[EXERCISE DATA start]
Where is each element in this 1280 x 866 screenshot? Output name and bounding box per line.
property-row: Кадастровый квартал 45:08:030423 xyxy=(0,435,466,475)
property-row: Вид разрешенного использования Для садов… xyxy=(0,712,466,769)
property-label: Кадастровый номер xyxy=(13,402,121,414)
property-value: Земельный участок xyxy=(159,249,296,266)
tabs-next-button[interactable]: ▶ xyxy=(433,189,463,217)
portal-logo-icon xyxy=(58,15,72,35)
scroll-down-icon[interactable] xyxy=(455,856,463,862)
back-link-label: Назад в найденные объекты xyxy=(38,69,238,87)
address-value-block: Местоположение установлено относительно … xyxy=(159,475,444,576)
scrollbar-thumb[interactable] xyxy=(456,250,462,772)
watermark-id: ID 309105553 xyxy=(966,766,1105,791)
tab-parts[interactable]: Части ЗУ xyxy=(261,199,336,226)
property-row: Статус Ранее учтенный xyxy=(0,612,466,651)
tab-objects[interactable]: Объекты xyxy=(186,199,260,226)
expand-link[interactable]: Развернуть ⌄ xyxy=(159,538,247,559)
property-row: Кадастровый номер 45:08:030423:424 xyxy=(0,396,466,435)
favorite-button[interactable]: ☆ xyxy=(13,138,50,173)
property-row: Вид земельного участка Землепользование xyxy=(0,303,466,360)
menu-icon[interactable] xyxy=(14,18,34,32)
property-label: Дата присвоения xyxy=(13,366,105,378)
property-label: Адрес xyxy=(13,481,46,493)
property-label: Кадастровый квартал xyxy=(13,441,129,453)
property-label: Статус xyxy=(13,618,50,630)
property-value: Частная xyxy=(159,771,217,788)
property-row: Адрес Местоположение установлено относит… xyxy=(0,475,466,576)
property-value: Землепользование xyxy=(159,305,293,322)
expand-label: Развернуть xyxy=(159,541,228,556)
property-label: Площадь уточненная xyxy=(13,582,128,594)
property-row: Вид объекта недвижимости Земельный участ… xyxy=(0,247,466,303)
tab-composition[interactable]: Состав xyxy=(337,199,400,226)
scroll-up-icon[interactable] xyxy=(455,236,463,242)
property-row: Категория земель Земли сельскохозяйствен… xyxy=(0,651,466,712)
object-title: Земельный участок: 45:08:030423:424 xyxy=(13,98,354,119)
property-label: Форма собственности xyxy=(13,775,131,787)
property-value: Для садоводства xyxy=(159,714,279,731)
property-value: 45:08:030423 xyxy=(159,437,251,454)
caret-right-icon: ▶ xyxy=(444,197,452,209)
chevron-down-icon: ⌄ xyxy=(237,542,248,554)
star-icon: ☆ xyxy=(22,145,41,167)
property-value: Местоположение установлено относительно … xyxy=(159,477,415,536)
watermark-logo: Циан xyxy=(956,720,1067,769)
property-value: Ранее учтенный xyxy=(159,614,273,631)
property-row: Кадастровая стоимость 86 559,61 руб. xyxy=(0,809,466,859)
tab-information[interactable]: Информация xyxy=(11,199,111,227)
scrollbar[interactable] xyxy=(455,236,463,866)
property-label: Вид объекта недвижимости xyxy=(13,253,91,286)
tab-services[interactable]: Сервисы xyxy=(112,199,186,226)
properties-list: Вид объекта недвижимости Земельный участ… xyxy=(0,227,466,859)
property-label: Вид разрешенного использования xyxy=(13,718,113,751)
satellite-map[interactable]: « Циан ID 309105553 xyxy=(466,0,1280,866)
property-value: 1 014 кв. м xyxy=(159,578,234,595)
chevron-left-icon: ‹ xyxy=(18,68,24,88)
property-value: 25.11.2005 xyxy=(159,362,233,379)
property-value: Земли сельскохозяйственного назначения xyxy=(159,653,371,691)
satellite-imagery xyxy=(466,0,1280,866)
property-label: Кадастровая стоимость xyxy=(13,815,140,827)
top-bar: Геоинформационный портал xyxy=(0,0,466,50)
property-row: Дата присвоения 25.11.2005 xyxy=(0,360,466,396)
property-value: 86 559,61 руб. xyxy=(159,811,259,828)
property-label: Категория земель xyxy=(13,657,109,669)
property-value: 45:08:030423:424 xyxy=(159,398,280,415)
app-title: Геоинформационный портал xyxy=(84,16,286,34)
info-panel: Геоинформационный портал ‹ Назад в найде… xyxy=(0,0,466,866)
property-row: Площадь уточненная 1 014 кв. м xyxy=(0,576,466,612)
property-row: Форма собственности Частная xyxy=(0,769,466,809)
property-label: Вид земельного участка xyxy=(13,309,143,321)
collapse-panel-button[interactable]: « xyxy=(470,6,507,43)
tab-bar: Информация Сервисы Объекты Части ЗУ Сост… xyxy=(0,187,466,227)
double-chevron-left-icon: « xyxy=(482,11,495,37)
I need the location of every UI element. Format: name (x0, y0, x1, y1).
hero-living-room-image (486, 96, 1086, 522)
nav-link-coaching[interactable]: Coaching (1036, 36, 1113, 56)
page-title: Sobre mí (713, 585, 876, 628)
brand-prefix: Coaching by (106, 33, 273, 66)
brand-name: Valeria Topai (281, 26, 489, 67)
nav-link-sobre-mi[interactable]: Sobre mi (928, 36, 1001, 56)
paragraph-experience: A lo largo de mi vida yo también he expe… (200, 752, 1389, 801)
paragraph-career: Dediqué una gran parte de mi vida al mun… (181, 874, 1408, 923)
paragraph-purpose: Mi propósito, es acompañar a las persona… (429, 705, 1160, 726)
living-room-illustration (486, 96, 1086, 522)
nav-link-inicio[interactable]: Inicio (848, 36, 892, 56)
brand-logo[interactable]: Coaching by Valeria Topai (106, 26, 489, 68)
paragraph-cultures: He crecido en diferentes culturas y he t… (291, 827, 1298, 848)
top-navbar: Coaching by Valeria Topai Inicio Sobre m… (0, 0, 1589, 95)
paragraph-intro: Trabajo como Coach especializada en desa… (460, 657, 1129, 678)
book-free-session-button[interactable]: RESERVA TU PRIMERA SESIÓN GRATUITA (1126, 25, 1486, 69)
[EXERCISE DATA end]
SHORT TASK: Reproduce the records starting at their first line and ending at the line that contains "property-value: Земельный участок", with "bounding box" replaced by "box coordinates" and everything else left unchanged.

TASK ANSWER:
Where is each element in this 1280 x 866 screenshot? Output name and box coordinates per line.
property-row: Кадастровый квартал 45:08:030423 xyxy=(0,435,466,475)
property-row: Вид разрешенного использования Для садов… xyxy=(0,712,466,769)
property-label: Кадастровый номер xyxy=(13,402,121,414)
property-value: Земельный участок xyxy=(159,249,296,266)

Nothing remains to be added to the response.